Collected data entries
□ □ □ □ □ □ □

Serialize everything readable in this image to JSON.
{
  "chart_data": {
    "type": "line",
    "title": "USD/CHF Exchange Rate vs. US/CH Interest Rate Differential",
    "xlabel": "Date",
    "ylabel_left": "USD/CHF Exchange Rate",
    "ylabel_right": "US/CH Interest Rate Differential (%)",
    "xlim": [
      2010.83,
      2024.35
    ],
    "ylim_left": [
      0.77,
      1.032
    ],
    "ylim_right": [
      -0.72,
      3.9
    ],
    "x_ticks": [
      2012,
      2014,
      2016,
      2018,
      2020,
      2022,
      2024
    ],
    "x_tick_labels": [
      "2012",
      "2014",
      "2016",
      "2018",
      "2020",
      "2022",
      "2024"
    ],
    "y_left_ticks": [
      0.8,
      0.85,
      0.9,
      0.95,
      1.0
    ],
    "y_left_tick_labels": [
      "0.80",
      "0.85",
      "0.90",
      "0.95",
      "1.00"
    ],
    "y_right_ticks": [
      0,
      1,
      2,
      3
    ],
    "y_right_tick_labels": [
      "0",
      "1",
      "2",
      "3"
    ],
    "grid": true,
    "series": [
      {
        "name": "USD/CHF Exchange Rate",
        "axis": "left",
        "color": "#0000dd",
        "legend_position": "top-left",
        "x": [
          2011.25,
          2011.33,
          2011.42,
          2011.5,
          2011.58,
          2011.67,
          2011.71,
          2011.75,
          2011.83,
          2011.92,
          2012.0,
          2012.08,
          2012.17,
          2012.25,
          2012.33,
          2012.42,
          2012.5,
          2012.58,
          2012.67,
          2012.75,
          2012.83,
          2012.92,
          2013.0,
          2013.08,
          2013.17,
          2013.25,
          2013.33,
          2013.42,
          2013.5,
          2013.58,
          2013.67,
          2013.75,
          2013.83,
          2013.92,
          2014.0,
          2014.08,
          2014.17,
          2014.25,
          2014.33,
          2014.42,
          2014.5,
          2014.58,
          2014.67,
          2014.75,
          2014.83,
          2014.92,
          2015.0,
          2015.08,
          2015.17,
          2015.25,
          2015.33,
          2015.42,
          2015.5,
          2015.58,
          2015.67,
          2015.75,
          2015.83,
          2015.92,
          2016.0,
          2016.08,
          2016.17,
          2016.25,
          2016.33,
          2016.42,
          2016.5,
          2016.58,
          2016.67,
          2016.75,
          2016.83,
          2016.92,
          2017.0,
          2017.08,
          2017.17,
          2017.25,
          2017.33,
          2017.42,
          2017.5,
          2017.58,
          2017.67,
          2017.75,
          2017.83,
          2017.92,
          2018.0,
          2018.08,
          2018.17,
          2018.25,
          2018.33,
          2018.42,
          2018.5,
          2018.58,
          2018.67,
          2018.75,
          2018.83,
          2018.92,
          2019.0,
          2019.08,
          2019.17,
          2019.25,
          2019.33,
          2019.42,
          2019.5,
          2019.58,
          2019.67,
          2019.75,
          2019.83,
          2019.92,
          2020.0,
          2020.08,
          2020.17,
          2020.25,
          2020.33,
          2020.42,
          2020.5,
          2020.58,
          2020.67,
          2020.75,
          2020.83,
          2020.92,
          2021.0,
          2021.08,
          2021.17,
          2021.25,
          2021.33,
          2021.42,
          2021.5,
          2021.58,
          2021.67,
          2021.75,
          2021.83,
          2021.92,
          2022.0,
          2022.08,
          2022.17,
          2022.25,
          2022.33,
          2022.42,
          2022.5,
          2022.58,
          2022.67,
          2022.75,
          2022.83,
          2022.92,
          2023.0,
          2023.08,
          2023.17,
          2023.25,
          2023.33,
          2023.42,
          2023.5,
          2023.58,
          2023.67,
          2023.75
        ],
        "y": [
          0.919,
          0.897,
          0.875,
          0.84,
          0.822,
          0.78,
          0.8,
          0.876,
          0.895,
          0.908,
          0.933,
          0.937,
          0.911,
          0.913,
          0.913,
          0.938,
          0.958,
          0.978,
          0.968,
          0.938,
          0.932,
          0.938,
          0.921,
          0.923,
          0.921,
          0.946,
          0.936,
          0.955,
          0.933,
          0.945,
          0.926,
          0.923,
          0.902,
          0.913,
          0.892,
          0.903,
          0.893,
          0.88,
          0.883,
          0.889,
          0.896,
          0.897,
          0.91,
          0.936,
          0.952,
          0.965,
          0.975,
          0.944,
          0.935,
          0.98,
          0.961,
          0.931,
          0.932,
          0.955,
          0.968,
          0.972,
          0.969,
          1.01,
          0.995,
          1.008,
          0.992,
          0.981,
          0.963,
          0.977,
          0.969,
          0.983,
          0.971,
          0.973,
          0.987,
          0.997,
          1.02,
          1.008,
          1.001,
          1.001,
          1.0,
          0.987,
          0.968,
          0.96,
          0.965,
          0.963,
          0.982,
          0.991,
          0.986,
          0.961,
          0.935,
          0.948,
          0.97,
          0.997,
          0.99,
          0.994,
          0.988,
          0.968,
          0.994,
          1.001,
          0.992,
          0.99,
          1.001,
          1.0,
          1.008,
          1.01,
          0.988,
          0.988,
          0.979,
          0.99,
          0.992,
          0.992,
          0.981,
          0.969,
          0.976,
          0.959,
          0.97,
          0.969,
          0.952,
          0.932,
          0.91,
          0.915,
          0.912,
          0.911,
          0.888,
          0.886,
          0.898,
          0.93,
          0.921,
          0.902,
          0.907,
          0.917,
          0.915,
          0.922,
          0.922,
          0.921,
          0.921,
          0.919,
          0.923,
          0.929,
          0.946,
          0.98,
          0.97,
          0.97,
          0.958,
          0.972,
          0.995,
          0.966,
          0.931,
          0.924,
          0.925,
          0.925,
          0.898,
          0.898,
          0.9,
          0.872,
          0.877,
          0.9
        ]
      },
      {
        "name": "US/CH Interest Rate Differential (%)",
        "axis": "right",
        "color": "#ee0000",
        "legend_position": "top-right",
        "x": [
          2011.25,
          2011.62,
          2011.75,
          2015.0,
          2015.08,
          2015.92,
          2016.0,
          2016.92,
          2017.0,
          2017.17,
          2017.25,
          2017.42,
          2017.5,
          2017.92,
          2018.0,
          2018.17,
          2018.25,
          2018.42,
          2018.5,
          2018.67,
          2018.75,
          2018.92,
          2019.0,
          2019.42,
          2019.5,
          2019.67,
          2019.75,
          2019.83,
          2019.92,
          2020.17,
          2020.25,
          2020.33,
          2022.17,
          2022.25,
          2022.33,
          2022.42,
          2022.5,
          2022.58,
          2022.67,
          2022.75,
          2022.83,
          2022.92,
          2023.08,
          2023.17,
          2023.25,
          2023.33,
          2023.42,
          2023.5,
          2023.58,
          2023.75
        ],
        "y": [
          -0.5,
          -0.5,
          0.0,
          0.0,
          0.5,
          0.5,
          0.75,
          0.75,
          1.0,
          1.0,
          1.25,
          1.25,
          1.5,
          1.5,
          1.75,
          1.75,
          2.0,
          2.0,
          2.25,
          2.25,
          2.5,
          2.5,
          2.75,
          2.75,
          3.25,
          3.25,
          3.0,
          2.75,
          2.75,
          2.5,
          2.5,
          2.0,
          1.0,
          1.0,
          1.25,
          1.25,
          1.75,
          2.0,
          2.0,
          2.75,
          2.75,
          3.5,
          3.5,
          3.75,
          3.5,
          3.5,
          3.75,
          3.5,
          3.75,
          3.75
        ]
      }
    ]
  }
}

□ □ □ □ □ □ □

(GIVEN INSTRUCTION) Using the records above, select and copy every line that has the word "Exchange".

(ANSWER TO THIS TASK)
    "title": "USD/CHF Exchange Rate vs. US/CH Interest Rate Differential",
    "ylabel_left": "USD/CHF Exchange Rate",
        "name": "USD/CHF Exchange Rate",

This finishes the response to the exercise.